*AIM*: Single out each line with the word "date" and copy it.

*RECORD SET*:
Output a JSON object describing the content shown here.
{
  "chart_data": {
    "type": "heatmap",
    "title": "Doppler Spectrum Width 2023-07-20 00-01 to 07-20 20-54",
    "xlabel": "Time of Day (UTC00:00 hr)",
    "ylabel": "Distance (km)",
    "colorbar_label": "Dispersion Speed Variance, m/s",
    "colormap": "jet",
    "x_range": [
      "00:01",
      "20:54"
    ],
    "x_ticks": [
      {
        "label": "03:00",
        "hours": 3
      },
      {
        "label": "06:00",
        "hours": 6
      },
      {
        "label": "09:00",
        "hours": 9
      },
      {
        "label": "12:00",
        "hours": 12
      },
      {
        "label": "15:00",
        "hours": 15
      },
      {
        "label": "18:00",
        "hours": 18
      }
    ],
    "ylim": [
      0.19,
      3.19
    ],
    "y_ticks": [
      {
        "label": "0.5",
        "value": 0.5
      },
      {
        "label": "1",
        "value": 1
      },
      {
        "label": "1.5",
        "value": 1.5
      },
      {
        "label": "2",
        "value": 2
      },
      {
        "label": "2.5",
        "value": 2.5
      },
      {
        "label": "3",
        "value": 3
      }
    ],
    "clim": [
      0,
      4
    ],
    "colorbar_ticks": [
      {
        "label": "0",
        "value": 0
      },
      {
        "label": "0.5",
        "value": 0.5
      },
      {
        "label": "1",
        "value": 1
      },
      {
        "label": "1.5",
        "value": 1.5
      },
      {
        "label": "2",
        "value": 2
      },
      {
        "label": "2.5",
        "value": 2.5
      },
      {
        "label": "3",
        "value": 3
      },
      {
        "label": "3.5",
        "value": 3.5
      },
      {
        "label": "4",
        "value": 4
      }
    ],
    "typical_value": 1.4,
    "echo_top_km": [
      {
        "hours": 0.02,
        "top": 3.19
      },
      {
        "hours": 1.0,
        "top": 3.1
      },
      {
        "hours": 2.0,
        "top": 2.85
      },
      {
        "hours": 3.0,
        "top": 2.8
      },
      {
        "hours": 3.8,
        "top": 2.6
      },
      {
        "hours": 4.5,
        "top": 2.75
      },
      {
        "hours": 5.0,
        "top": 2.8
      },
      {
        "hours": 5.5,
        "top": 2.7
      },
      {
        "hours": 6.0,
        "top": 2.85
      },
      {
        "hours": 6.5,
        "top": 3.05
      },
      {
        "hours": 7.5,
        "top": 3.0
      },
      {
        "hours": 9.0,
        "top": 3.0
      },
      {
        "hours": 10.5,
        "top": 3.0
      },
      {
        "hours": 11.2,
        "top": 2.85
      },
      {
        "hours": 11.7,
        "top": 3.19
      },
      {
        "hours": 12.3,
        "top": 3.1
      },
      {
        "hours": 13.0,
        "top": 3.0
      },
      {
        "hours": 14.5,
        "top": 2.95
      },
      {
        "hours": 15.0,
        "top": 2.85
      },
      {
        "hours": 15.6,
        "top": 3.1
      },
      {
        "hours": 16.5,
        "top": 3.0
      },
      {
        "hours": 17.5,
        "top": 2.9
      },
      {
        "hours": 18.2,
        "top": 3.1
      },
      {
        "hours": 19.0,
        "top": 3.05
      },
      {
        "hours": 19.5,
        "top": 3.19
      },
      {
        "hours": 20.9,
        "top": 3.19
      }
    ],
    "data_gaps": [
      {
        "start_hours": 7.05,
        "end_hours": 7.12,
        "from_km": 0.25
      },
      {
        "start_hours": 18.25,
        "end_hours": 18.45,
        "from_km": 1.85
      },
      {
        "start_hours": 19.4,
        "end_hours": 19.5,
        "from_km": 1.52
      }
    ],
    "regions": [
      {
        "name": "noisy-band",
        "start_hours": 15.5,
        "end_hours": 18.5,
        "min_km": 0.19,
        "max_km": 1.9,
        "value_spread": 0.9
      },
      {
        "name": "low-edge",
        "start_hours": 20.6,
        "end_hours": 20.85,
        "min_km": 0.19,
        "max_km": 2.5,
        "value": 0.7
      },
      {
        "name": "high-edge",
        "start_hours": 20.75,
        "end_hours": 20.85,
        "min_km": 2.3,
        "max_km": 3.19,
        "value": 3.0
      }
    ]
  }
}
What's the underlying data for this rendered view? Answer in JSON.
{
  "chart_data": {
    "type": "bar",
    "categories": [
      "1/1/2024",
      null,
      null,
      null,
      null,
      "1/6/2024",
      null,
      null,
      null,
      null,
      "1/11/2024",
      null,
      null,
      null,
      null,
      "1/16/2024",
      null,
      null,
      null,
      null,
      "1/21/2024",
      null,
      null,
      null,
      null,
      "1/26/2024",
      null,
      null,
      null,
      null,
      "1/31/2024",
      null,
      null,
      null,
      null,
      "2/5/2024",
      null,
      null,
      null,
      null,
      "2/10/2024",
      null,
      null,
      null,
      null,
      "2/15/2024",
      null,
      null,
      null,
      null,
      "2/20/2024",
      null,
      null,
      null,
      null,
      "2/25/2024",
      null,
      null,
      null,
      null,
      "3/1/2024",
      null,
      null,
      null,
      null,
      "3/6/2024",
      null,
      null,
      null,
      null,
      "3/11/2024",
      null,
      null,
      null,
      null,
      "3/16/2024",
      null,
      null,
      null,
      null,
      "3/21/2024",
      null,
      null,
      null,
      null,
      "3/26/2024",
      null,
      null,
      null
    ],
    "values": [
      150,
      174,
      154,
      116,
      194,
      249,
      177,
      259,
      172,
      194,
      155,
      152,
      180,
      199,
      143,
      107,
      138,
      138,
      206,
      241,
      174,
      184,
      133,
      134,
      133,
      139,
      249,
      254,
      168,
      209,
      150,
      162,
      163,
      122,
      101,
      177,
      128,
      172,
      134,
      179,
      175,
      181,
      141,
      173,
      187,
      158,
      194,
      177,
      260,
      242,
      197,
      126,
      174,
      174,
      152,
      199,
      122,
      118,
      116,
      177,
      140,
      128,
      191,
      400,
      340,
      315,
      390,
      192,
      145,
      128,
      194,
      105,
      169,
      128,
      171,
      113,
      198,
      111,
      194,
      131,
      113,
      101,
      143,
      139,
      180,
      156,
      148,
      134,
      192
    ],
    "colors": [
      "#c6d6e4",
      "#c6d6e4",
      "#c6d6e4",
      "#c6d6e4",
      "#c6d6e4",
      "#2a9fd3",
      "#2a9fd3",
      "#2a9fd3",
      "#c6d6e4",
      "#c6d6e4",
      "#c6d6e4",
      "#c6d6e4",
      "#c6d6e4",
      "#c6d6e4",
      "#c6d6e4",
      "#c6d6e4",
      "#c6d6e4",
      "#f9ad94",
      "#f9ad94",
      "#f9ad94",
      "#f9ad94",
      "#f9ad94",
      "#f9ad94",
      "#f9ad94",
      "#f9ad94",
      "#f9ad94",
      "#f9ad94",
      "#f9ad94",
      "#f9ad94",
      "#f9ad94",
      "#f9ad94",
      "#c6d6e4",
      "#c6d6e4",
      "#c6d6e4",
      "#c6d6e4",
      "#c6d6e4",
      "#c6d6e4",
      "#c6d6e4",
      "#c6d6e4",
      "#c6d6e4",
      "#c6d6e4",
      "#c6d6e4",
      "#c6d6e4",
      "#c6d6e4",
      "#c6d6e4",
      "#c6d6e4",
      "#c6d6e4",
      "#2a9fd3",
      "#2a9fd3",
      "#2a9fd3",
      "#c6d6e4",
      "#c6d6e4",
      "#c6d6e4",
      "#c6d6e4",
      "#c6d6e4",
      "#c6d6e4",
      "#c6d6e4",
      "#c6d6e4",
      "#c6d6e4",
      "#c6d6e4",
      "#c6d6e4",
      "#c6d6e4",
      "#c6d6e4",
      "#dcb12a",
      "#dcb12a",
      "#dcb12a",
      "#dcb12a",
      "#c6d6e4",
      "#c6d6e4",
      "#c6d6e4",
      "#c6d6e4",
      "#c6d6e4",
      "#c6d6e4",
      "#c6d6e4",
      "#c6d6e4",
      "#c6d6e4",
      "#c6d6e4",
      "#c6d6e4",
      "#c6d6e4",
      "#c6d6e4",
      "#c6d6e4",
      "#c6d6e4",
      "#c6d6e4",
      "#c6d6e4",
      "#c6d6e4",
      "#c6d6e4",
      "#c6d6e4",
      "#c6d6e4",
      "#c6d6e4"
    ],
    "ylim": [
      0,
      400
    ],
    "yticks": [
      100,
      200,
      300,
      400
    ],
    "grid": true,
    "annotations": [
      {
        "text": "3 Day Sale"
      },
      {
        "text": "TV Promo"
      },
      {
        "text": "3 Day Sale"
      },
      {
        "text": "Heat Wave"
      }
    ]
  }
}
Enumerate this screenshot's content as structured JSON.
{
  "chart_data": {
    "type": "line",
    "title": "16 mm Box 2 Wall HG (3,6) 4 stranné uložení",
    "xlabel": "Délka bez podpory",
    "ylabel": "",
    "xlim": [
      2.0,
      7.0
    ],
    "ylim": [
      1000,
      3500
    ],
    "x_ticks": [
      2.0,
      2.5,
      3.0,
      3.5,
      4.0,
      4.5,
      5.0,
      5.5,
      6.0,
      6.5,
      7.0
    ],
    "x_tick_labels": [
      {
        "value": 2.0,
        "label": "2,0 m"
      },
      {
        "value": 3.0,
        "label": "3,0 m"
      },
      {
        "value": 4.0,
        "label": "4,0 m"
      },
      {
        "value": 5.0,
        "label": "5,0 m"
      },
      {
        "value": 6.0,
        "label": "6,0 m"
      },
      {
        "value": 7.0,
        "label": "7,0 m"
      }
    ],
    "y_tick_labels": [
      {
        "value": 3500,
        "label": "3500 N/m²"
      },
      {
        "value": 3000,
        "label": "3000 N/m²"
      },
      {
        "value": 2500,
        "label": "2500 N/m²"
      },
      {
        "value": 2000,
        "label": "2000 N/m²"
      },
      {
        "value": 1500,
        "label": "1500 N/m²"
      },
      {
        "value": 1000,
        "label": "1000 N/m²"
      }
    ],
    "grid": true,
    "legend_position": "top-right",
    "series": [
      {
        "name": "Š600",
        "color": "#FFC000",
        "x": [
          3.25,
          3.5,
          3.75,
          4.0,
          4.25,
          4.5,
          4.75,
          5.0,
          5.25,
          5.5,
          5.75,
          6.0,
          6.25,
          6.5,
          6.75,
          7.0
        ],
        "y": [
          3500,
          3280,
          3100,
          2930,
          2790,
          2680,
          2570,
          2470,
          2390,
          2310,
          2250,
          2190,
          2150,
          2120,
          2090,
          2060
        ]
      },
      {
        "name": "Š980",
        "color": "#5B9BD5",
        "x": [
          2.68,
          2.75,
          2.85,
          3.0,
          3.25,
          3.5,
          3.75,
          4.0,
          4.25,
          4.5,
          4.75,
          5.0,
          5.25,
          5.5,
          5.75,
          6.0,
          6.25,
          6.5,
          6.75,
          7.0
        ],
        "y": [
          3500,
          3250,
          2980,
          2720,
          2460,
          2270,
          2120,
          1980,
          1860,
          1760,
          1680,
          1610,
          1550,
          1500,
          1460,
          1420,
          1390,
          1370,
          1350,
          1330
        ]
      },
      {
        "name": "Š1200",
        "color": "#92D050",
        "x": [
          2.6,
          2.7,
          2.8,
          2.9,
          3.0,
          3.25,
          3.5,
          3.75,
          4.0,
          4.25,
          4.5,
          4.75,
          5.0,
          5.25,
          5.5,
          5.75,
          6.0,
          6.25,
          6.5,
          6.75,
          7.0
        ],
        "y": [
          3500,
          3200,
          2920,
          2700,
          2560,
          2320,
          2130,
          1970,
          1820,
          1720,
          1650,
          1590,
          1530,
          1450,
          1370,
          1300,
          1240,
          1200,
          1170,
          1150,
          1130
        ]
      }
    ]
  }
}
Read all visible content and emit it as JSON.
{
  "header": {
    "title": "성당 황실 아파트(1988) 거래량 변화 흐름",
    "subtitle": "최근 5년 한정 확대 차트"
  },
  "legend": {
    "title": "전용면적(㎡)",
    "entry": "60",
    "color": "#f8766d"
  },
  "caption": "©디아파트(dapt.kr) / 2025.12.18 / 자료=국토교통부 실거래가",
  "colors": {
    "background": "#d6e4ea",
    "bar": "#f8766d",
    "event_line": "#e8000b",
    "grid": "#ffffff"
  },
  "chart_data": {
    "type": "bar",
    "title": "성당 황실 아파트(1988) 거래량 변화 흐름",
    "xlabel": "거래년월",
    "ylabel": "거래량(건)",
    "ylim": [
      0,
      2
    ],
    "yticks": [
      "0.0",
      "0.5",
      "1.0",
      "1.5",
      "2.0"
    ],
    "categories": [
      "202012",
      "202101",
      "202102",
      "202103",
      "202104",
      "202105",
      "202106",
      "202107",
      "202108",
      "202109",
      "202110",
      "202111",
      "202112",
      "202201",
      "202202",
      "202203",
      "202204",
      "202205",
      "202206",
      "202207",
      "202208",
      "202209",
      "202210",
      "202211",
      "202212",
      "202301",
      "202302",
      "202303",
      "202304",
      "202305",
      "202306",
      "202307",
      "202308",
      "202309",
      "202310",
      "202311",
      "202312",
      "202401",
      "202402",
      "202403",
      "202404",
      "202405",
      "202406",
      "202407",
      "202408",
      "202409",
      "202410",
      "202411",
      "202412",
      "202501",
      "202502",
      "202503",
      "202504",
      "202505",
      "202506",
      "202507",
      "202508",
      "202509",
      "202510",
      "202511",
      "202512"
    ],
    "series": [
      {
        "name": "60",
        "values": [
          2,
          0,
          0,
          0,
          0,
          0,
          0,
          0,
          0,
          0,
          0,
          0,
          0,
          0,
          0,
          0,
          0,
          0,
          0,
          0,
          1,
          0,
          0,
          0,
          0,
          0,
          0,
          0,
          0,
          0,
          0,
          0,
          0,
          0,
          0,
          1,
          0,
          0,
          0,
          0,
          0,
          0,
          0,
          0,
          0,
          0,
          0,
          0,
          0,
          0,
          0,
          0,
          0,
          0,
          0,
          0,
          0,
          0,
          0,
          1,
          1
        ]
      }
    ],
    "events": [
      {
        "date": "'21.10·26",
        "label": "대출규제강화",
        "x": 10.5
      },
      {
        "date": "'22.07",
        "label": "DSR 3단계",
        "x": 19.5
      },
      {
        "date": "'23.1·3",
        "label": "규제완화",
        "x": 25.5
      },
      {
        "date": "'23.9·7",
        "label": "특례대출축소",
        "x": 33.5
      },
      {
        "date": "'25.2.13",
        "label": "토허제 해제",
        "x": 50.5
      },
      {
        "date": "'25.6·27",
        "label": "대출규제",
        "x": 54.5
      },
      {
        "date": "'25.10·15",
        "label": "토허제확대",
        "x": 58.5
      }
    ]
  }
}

*WORKED SOLUTION*:
        "date": "'21.10·26",
        "date": "'22.07",
        "date": "'23.1·3",
        "date": "'23.9·7",
        "date": "'25.2.13",
        "date": "'25.6·27",
        "date": "'25.10·15",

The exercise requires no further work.